=== Exercise goal ===
Search the data for the word "한국교육학회가". Reproduce every line where it is found.

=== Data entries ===
▬▬▬
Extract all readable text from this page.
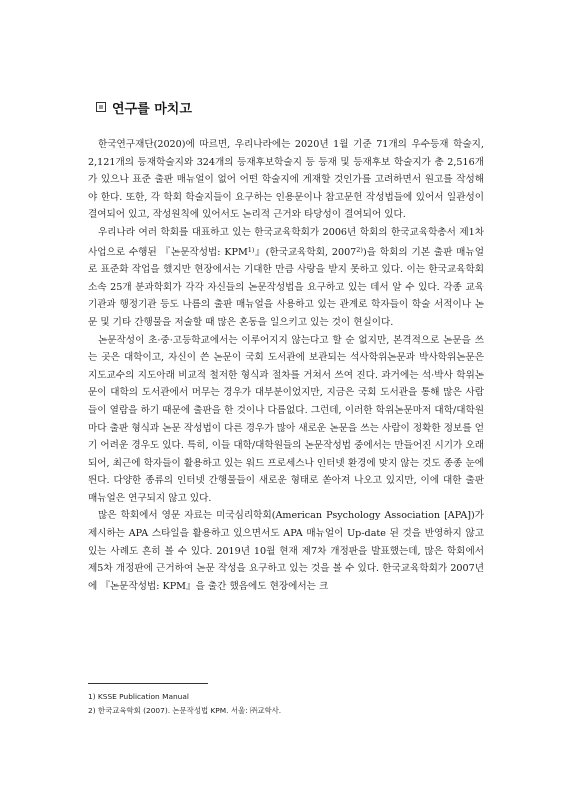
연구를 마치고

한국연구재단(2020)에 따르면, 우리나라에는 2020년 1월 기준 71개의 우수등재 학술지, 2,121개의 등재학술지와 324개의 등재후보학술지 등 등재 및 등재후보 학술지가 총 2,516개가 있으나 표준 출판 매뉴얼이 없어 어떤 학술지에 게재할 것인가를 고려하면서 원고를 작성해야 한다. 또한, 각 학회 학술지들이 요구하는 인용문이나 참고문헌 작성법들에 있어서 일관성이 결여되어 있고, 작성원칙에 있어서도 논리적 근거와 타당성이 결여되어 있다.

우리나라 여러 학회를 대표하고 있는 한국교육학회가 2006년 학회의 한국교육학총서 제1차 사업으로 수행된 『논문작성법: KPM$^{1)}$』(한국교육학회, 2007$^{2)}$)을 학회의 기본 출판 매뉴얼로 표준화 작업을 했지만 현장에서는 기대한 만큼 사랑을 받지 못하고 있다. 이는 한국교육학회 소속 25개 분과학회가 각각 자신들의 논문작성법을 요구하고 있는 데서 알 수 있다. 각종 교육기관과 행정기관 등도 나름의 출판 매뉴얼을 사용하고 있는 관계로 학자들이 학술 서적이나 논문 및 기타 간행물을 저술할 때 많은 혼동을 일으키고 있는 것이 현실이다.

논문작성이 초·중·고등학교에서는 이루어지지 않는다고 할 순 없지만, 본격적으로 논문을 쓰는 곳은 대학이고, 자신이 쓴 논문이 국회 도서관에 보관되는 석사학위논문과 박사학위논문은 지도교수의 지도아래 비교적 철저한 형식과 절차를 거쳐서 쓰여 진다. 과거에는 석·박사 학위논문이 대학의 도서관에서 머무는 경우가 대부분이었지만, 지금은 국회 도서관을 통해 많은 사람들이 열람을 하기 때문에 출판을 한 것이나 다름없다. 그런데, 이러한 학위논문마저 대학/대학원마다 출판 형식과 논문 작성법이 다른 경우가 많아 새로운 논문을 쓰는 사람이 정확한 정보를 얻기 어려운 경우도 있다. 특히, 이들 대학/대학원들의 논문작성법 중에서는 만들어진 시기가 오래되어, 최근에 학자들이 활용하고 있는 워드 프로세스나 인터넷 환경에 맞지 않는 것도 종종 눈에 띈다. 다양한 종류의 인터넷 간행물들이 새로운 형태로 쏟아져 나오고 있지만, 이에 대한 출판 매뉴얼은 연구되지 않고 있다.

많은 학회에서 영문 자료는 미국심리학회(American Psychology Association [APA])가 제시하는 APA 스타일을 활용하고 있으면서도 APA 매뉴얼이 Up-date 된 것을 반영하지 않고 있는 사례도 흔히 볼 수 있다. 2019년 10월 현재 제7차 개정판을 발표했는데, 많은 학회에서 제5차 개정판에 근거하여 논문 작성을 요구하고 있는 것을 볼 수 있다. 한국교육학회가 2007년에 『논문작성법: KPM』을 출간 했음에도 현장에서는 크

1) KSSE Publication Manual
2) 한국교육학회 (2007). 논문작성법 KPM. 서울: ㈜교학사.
▬▬▬
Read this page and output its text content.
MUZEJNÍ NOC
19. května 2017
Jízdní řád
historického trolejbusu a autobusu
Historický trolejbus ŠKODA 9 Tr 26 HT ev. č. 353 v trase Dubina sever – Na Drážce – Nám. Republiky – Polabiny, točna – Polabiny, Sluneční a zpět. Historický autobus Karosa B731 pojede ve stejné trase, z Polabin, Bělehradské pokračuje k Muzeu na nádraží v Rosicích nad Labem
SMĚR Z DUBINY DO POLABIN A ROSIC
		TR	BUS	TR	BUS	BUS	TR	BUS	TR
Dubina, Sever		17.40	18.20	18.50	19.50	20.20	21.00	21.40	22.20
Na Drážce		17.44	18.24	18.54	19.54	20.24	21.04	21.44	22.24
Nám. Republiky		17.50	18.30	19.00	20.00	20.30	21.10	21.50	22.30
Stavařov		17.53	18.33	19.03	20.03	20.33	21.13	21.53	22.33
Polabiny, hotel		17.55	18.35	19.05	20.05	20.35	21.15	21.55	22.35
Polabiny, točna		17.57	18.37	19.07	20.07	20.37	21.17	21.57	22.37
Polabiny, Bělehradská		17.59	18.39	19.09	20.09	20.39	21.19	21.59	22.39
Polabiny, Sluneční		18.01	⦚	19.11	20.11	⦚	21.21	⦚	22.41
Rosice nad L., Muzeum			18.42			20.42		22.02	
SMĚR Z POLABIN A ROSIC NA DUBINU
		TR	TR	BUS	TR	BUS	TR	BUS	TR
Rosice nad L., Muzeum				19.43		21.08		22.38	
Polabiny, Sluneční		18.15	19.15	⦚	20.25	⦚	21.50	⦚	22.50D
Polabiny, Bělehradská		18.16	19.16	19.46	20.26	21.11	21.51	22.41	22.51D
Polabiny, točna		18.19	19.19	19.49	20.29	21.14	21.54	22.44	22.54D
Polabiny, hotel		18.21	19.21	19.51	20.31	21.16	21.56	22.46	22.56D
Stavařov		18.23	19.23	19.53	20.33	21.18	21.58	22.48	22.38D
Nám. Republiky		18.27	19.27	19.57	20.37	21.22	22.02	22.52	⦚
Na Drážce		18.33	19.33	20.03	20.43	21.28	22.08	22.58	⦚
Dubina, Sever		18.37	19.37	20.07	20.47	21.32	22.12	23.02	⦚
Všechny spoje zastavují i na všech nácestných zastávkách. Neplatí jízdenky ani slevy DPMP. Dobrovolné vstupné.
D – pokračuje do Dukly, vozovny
▬▬▬
=== Result of this task ===
우리나라 여러 학회를 대표하고 있는 한국교육학회가 2006년 학회의 한국교육학총서 제1차 사업으로 수행된 『논문작성법: KPM$^{1)}$』(한국교육학회, 2007$^{2)}$)을 학회의 기본 출판 매뉴얼로 표준화 작업을 했지만 현장에서는 기대한 만큼 사랑을 받지 못하고 있다. 이는 한국교육학회 소속 25개 분과학회가 각각 자신들의 논문작성법을 요구하고 있는 데서 알 수 있다. 각종 교육기관과 행정기관 등도 나름의 출판 매뉴얼을 사용하고 있는 관계로 학자들이 학술 서적이나 논문 및 기타 간행물을 저술할 때 많은 혼동을 일으키고 있는 것이 현실이다.
많은 학회에서 영문 자료는 미국심리학회(American Psychology Association [APA])가 제시하는 APA 스타일을 활용하고 있으면서도 APA 매뉴얼이 Up-date 된 것을 반영하지 않고 있는 사례도 흔히 볼 수 있다. 2019년 10월 현재 제7차 개정판을 발표했는데, 많은 학회에서 제5차 개정판에 근거하여 논문 작성을 요구하고 있는 것을 볼 수 있다. 한국교육학회가 2007년에 『논문작성법: KPM』을 출간 했음에도 현장에서는 크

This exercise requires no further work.